Data extracted from a collection:
------------

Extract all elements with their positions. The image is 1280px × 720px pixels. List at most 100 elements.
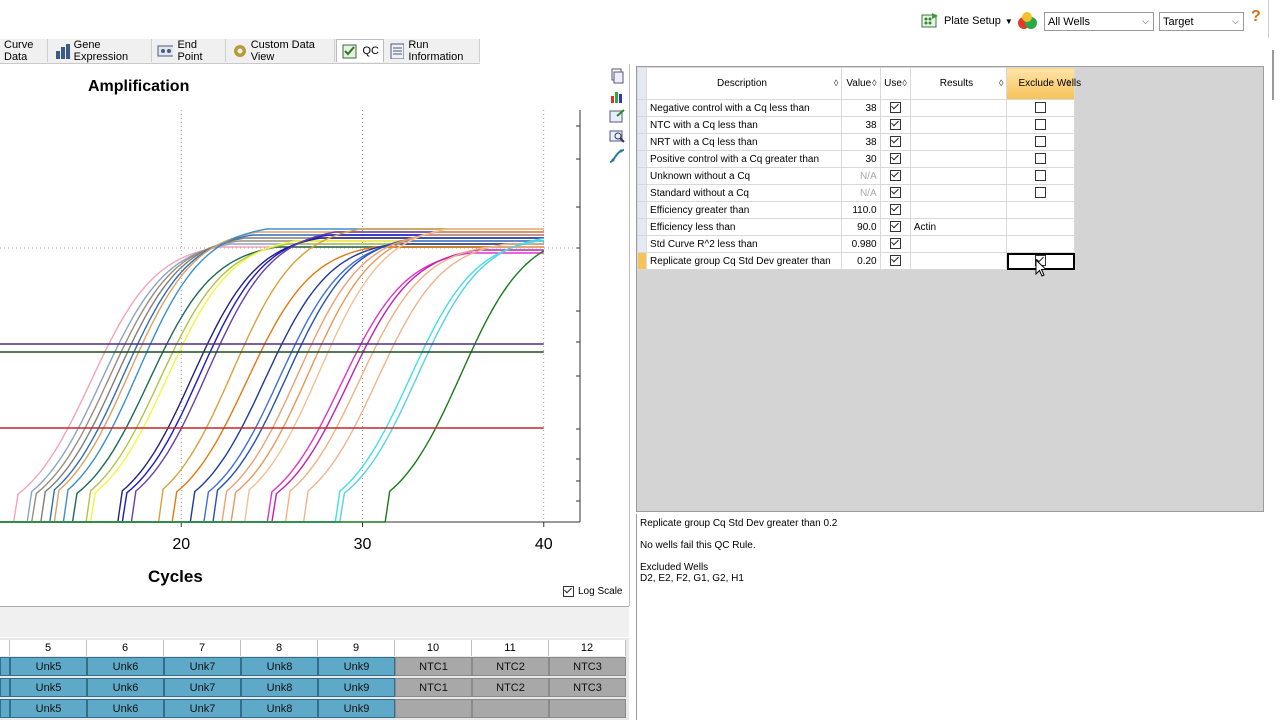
- plate-column-header[interactable]: 6: [87, 640, 164, 656]
- tab-end-point[interactable]: End Point: [153, 39, 226, 63]
- amplification-chart[interactable]: 20 30 40: [0, 64, 629, 606]
- well-groups-button[interactable]: [1016, 10, 1038, 32]
- row-selector[interactable]: [636, 218, 648, 236]
- scrollbar-thumb[interactable]: [1272, 50, 1274, 100]
- tab-curve-data[interactable]: Curve Data: [0, 39, 48, 63]
- plate-well[interactable]: NTC1: [395, 678, 472, 697]
- sort-icon[interactable]: ◊: [872, 78, 877, 88]
- tab-run-information[interactable]: Run Information: [385, 39, 480, 63]
- plate-well[interactable]: [549, 699, 626, 718]
- row-selector[interactable]: [636, 167, 648, 185]
- use-checkbox[interactable]: [889, 187, 901, 199]
- rule-value-cell[interactable]: 110.0: [841, 201, 881, 219]
- rule-value-cell[interactable]: 38: [841, 99, 881, 117]
- tab-qc[interactable]: QC: [336, 39, 384, 62]
- rule-value-cell[interactable]: 38: [841, 133, 881, 151]
- rule-value-cell[interactable]: 0.980: [841, 235, 881, 253]
- plate-column-header[interactable]: 12: [549, 640, 626, 656]
- use-checkbox[interactable]: [889, 102, 901, 114]
- column-header-value[interactable]: Value ◊: [841, 67, 881, 100]
- use-checkbox[interactable]: [889, 153, 901, 165]
- plate-setup-button[interactable]: Plate Setup ▼: [920, 11, 1013, 31]
- plate-well[interactable]: Unk5: [10, 699, 87, 718]
- tab-gene-expression[interactable]: Gene Expression: [50, 39, 152, 63]
- plate-well[interactable]: [0, 678, 10, 697]
- plate-well[interactable]: NTC3: [549, 678, 626, 697]
- plate-well[interactable]: NTC2: [472, 657, 549, 676]
- column-header-exclude-wells[interactable]: Exclude Wells ◊: [1006, 67, 1081, 100]
- rule-value-cell[interactable]: 38: [841, 116, 881, 134]
- plate-well[interactable]: Unk6: [87, 657, 164, 676]
- qc-rule-row[interactable]: NRT with a Cq less than 38: [636, 133, 1075, 151]
- sort-icon[interactable]: ◊: [999, 78, 1004, 88]
- window-scrollbar[interactable]: [1268, 40, 1280, 720]
- sort-icon[interactable]: ◊: [1066, 78, 1071, 88]
- help-icon[interactable]: ?: [1251, 8, 1261, 25]
- exclude-wells-checkbox[interactable]: [1035, 170, 1047, 182]
- plate-column-header[interactable]: 11: [472, 640, 549, 656]
- plate-column-header[interactable]: 7: [164, 640, 241, 656]
- plate-well[interactable]: Unk7: [164, 678, 241, 697]
- copy-icon[interactable]: [609, 68, 625, 84]
- qc-rule-row[interactable]: Replicate group Cq Std Dev greater than 0…: [636, 252, 1075, 270]
- qc-rule-row[interactable]: Positive control with a Cq greater than 3…: [636, 150, 1075, 168]
- qc-rule-row[interactable]: Negative control with a Cq less than 38: [636, 99, 1075, 117]
- plate-well[interactable]: [0, 657, 10, 676]
- row-selector[interactable]: [636, 150, 648, 168]
- row-selector[interactable]: [636, 116, 648, 134]
- plate-well[interactable]: Unk6: [87, 699, 164, 718]
- chart-options-icon[interactable]: [609, 88, 625, 104]
- curve-icon[interactable]: [609, 148, 625, 164]
- export-icon[interactable]: [609, 108, 625, 124]
- plate-well[interactable]: Unk7: [164, 699, 241, 718]
- exclude-wells-checkbox[interactable]: [1035, 102, 1047, 114]
- plate-well[interactable]: NTC2: [472, 678, 549, 697]
- column-header-results[interactable]: Results ◊: [909, 67, 1008, 100]
- qc-rule-row[interactable]: Standard without a Cq N/A: [636, 184, 1075, 202]
- plate-well[interactable]: Unk8: [241, 657, 318, 676]
- use-checkbox[interactable]: [889, 238, 901, 250]
- qc-rule-row[interactable]: Efficiency less than 90.0 Actin: [636, 218, 1075, 236]
- row-selector[interactable]: [636, 184, 648, 202]
- row-selector[interactable]: [636, 201, 648, 219]
- plate-well[interactable]: Unk8: [241, 699, 318, 718]
- plate-well[interactable]: NTC3: [549, 657, 626, 676]
- use-checkbox[interactable]: [889, 221, 901, 233]
- well-filter-select[interactable]: All Wells ⌵: [1044, 12, 1154, 31]
- qc-rule-row[interactable]: NTC with a Cq less than 38: [636, 116, 1075, 134]
- column-header-use[interactable]: Use ◊: [879, 67, 911, 100]
- plate-column-header[interactable]: 5: [10, 640, 87, 656]
- plate-column-header[interactable]: 9: [318, 640, 395, 656]
- plate-well[interactable]: Unk9: [318, 678, 395, 697]
- tab-custom-data-view[interactable]: Custom Data View: [227, 39, 335, 63]
- plate-column-header[interactable]: 8: [241, 640, 318, 656]
- rule-value-cell[interactable]: 0.20: [841, 252, 881, 270]
- plate-well[interactable]: Unk5: [10, 657, 87, 676]
- rule-value-cell[interactable]: 90.0: [841, 218, 881, 236]
- plate-well[interactable]: Unk9: [318, 657, 395, 676]
- plate-well[interactable]: Unk9: [318, 699, 395, 718]
- use-checkbox[interactable]: [889, 255, 901, 267]
- column-header-description[interactable]: Description ◊: [646, 67, 843, 100]
- use-checkbox[interactable]: [889, 204, 901, 216]
- sort-icon[interactable]: ◊: [902, 78, 907, 88]
- rule-value-cell[interactable]: N/A: [841, 184, 881, 202]
- log-scale-checkbox[interactable]: [563, 586, 574, 597]
- row-selector[interactable]: [636, 235, 648, 253]
- qc-rule-row[interactable]: Efficiency greater than 110.0: [636, 201, 1075, 219]
- plate-well[interactable]: [472, 699, 549, 718]
- plate-well[interactable]: [395, 699, 472, 718]
- plate-well[interactable]: Unk7: [164, 657, 241, 676]
- plate-column-header[interactable]: 10: [395, 640, 472, 656]
- qc-rule-row[interactable]: Unknown without a Cq N/A: [636, 167, 1075, 185]
- use-checkbox[interactable]: [889, 136, 901, 148]
- row-selector[interactable]: [636, 99, 648, 117]
- rule-value-cell[interactable]: N/A: [841, 167, 881, 185]
- sort-icon[interactable]: ◊: [833, 78, 839, 88]
- plate-well[interactable]: Unk5: [10, 678, 87, 697]
- log-scale-toggle[interactable]: Log Scale: [563, 586, 622, 597]
- exclude-wells-checkbox[interactable]: [1035, 119, 1047, 131]
- plate-well[interactable]: [0, 699, 10, 718]
- view-by-select[interactable]: Target ⌵: [1159, 12, 1244, 31]
- use-checkbox[interactable]: [889, 119, 901, 131]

------------

— What you have to do —
Keep the pictures out and transcribe the entries exactly.

— Answer for this exercise —
Extract all elements with their positions. The image is 1280px × 720px pixels. List at most 100 elements.
- plate-column-header[interactable]: 6: [87, 640, 164, 656]
- tab-end-point[interactable]: End Point: [153, 39, 226, 63]
- amplification-chart[interactable]: 20 30 40: [0, 64, 629, 606]
- well-groups-button[interactable]: [1016, 10, 1038, 32]
- row-selector[interactable]: [636, 218, 648, 236]
- scrollbar-thumb[interactable]: [1272, 50, 1274, 100]
- tab-curve-data[interactable]: Curve Data: [0, 39, 48, 63]
- plate-well[interactable]: NTC1: [395, 678, 472, 697]
- sort-icon[interactable]: ◊: [872, 78, 877, 88]
- tab-run-information[interactable]: Run Information: [385, 39, 480, 63]
- plate-well[interactable]: [549, 699, 626, 718]
- row-selector[interactable]: [636, 167, 648, 185]
- use-checkbox[interactable]: [889, 187, 901, 199]
- rule-value-cell[interactable]: 110.0: [841, 201, 881, 219]
- rule-value-cell[interactable]: 38: [841, 99, 881, 117]
- tab-qc[interactable]: QC: [336, 39, 384, 62]
- rule-value-cell[interactable]: 38: [841, 133, 881, 151]
- rule-value-cell[interactable]: 0.980: [841, 235, 881, 253]
- plate-column-header[interactable]: 12: [549, 640, 626, 656]
- use-checkbox[interactable]: [889, 102, 901, 114]
- column-header-value[interactable]: Value ◊: [841, 67, 881, 100]
- use-checkbox[interactable]: [889, 153, 901, 165]
- plate-setup-button[interactable]: Plate Setup ▼: [920, 11, 1013, 31]
- plate-well[interactable]: Unk5: [10, 699, 87, 718]
- tab-gene-expression[interactable]: Gene Expression: [50, 39, 152, 63]
- plate-well[interactable]: [0, 678, 10, 697]
- plate-well[interactable]: NTC3: [549, 678, 626, 697]
- plate-well[interactable]: NTC2: [472, 657, 549, 676]
- column-header-exclude-wells[interactable]: Exclude Wells ◊: [1006, 67, 1081, 100]
- rule-value-cell[interactable]: 38: [841, 116, 881, 134]
- plate-well[interactable]: Unk6: [87, 657, 164, 676]
- qc-rule-row[interactable]: NRT with a Cq less than 38: [636, 133, 1075, 151]
- sort-icon[interactable]: ◊: [999, 78, 1004, 88]
- window-scrollbar[interactable]: [1268, 40, 1280, 720]
- sort-icon[interactable]: ◊: [1066, 78, 1071, 88]
- help-icon[interactable]: ?: [1251, 8, 1261, 25]
- exclude-wells-checkbox[interactable]: [1035, 170, 1047, 182]
- plate-column-header[interactable]: 11: [472, 640, 549, 656]
- plate-column-header[interactable]: 7: [164, 640, 241, 656]
- plate-well[interactable]: Unk7: [164, 678, 241, 697]
- copy-icon[interactable]: [609, 68, 625, 84]
- qc-rule-row[interactable]: Replicate group Cq Std Dev greater than 0…: [636, 252, 1075, 270]
- qc-rule-row[interactable]: Positive control with a Cq greater than 3…: [636, 150, 1075, 168]
- qc-rule-row[interactable]: Negative control with a Cq less than 38: [636, 99, 1075, 117]
- plate-well[interactable]: [0, 657, 10, 676]
- row-selector[interactable]: [636, 150, 648, 168]
- row-selector[interactable]: [636, 116, 648, 134]
- plate-well[interactable]: Unk6: [87, 699, 164, 718]
- chart-options-icon[interactable]: [609, 88, 625, 104]
- curve-icon[interactable]: [609, 148, 625, 164]
- export-icon[interactable]: [609, 108, 625, 124]
- plate-well[interactable]: Unk7: [164, 699, 241, 718]
- exclude-wells-checkbox[interactable]: [1035, 102, 1047, 114]
- plate-well[interactable]: NTC2: [472, 678, 549, 697]
- column-header-results[interactable]: Results ◊: [909, 67, 1008, 100]
- qc-rule-row[interactable]: Standard without a Cq N/A: [636, 184, 1075, 202]
- plate-well[interactable]: Unk8: [241, 657, 318, 676]
- use-checkbox[interactable]: [889, 238, 901, 250]
- qc-rule-row[interactable]: Efficiency less than 90.0 Actin: [636, 218, 1075, 236]
- row-selector[interactable]: [636, 184, 648, 202]
- row-selector[interactable]: [636, 201, 648, 219]
- plate-well[interactable]: Unk8: [241, 699, 318, 718]
- plate-well[interactable]: NTC3: [549, 657, 626, 676]
- use-checkbox[interactable]: [889, 221, 901, 233]
- well-filter-select[interactable]: All Wells ⌵: [1044, 12, 1154, 31]
- qc-rule-row[interactable]: NTC with a Cq less than 38: [636, 116, 1075, 134]
- column-header-use[interactable]: Use ◊: [879, 67, 911, 100]
- plate-column-header[interactable]: 5: [10, 640, 87, 656]
- plate-column-header[interactable]: 9: [318, 640, 395, 656]
- plate-well[interactable]: Unk9: [318, 678, 395, 697]
- tab-custom-data-view[interactable]: Custom Data View: [227, 39, 335, 63]
- plate-column-header[interactable]: 8: [241, 640, 318, 656]
- rule-value-cell[interactable]: 0.20: [841, 252, 881, 270]
- plate-well[interactable]: Unk5: [10, 657, 87, 676]
- rule-value-cell[interactable]: 90.0: [841, 218, 881, 236]
- plate-well[interactable]: Unk9: [318, 657, 395, 676]
- plate-well[interactable]: Unk9: [318, 699, 395, 718]
- use-checkbox[interactable]: [889, 255, 901, 267]
- column-header-description[interactable]: Description ◊: [646, 67, 843, 100]
- use-checkbox[interactable]: [889, 204, 901, 216]
- sort-icon[interactable]: ◊: [902, 78, 907, 88]
- rule-value-cell[interactable]: N/A: [841, 184, 881, 202]
- log-scale-checkbox[interactable]: [563, 586, 574, 597]
- row-selector[interactable]: [636, 235, 648, 253]
- qc-rule-row[interactable]: Efficiency greater than 110.0: [636, 201, 1075, 219]
- plate-well[interactable]: [472, 699, 549, 718]
- plate-well[interactable]: [395, 699, 472, 718]
- plate-well[interactable]: Unk7: [164, 657, 241, 676]
- plate-column-header[interactable]: 10: [395, 640, 472, 656]
- qc-rule-row[interactable]: Unknown without a Cq N/A: [636, 167, 1075, 185]
- use-checkbox[interactable]: [889, 136, 901, 148]
- row-selector[interactable]: [636, 99, 648, 117]
- rule-value-cell[interactable]: N/A: [841, 167, 881, 185]
- sort-icon[interactable]: ◊: [833, 78, 839, 88]
- plate-well[interactable]: Unk5: [10, 678, 87, 697]
- log-scale-toggle[interactable]: Log Scale: [563, 586, 622, 597]
- exclude-wells-checkbox[interactable]: [1035, 119, 1047, 131]
- plate-well[interactable]: [0, 699, 10, 718]
- view-by-select[interactable]: Target ⌵: [1159, 12, 1244, 31]
- use-checkbox[interactable]: [889, 119, 901, 131]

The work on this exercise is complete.